Exercise details:
Retype the complete listing exactly as it appears.

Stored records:
========================================
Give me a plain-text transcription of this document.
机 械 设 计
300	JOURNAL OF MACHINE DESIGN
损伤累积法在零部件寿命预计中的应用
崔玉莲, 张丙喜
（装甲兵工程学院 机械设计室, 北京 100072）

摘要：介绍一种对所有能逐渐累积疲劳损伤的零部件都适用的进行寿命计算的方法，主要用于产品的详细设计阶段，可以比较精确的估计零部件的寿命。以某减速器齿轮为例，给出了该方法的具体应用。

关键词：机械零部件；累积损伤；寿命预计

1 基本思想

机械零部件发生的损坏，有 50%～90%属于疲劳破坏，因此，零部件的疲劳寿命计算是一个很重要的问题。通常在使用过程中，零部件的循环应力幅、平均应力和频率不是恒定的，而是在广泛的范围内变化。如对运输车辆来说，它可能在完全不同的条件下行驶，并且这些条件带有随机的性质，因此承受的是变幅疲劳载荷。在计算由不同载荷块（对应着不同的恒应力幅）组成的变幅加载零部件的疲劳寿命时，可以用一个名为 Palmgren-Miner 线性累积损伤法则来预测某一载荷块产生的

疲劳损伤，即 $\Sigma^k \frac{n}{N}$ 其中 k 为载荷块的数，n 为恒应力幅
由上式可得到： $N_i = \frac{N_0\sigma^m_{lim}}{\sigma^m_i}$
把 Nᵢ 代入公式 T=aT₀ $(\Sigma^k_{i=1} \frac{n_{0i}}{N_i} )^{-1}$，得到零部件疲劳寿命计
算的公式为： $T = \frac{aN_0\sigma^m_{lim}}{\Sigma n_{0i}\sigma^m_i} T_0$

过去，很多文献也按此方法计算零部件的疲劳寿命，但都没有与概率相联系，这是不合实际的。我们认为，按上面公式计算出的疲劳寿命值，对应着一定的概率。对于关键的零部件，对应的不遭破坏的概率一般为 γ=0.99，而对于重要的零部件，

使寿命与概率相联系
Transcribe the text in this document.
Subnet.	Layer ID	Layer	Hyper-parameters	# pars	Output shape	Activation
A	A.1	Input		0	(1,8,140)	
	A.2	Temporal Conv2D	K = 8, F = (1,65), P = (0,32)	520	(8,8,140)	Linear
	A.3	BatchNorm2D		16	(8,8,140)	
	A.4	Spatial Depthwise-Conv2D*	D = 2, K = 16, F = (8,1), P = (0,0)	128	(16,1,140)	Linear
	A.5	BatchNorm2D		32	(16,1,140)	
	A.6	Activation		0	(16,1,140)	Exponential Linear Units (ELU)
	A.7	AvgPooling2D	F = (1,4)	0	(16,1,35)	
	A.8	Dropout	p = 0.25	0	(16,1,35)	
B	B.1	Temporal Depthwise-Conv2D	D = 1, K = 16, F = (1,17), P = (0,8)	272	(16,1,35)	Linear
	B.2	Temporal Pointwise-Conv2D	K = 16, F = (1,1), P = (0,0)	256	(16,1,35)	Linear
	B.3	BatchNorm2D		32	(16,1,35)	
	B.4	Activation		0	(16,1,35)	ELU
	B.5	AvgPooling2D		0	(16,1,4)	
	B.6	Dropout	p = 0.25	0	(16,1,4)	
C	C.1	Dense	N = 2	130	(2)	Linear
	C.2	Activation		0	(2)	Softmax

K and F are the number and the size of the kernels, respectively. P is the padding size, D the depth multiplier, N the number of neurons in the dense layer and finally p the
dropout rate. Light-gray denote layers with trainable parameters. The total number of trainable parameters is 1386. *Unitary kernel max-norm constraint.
========================================
Finished exercise:
Give me a plain-text transcription of this document.
机 械 设 计
300	JOURNAL OF MACHINE DESIGN
损伤累积法在零部件寿命预计中的应用
崔玉莲, 张丙喜
（装甲兵工程学院 机械设计室, 北京 100072）

摘要：介绍一种对所有能逐渐累积疲劳损伤的零部件都适用的进行寿命计算的方法，主要用于产品的详细设计阶段，可以比较精确的估计零部件的寿命。以某减速器齿轮为例，给出了该方法的具体应用。

关键词：机械零部件；累积损伤；寿命预计

1 基本思想

机械零部件发生的损坏，有 50%～90%属于疲劳破坏，因此，零部件的疲劳寿命计算是一个很重要的问题。通常在使用过程中，零部件的循环应力幅、平均应力和频率不是恒定的，而是在广泛的范围内变化。如对运输车辆来说，它可能在完全不同的条件下行驶，并且这些条件带有随机的性质，因此承受的是变幅疲劳载荷。在计算由不同载荷块（对应着不同的恒应力幅）组成的变幅加载零部件的疲劳寿命时，可以用一个名为 Palmgren-Miner 线性累积损伤法则来预测某一载荷块产生的

疲劳损伤，即 $\Sigma^k \frac{n}{N}$ 其中 k 为载荷块的数，n 为恒应力幅
由上式可得到： $N_i = \frac{N_0\sigma^m_{lim}}{\sigma^m_i}$
把 Nᵢ 代入公式 T=aT₀ $(\Sigma^k_{i=1} \frac{n_{0i}}{N_i} )^{-1}$，得到零部件疲劳寿命计
算的公式为： $T = \frac{aN_0\sigma^m_{lim}}{\Sigma n_{0i}\sigma^m_i} T_0$

过去，很多文献也按此方法计算零部件的疲劳寿命，但都没有与概率相联系，这是不合实际的。我们认为，按上面公式计算出的疲劳寿命值，对应着一定的概率。对于关键的零部件，对应的不遭破坏的概率一般为 γ=0.99，而对于重要的零部件，

使寿命与概率相联系
Transcribe the text in this document.
Subnet.	Layer ID	Layer	Hyper-parameters	# pars	Output shape	Activation
A	A.1	Input		0	(1,8,140)	
	A.2	Temporal Conv2D	K = 8, F = (1,65), P = (0,32)	520	(8,8,140)	Linear
	A.3	BatchNorm2D		16	(8,8,140)	
	A.4	Spatial Depthwise-Conv2D*	D = 2, K = 16, F = (8,1), P = (0,0)	128	(16,1,140)	Linear
	A.5	BatchNorm2D		32	(16,1,140)	
	A.6	Activation		0	(16,1,140)	Exponential Linear Units (ELU)
	A.7	AvgPooling2D	F = (1,4)	0	(16,1,35)	
	A.8	Dropout	p = 0.25	0	(16,1,35)	
B	B.1	Temporal Depthwise-Conv2D	D = 1, K = 16, F = (1,17), P = (0,8)	272	(16,1,35)	Linear
	B.2	Temporal Pointwise-Conv2D	K = 16, F = (1,1), P = (0,0)	256	(16,1,35)	Linear
	B.3	BatchNorm2D		32	(16,1,35)	
	B.4	Activation		0	(16,1,35)	ELU
	B.5	AvgPooling2D		0	(16,1,4)	
	B.6	Dropout	p = 0.25	0	(16,1,4)	
C	C.1	Dense	N = 2	130	(2)	Linear
	C.2	Activation		0	(2)	Softmax

K and F are the number and the size of the kernels, respectively. P is the padding size, D the depth multiplier, N the number of neurons in the dense layer and finally p the
dropout rate. Light-gray denote layers with trainable parameters. The total number of trainable parameters is 1386. *Unitary kernel max-norm constraint.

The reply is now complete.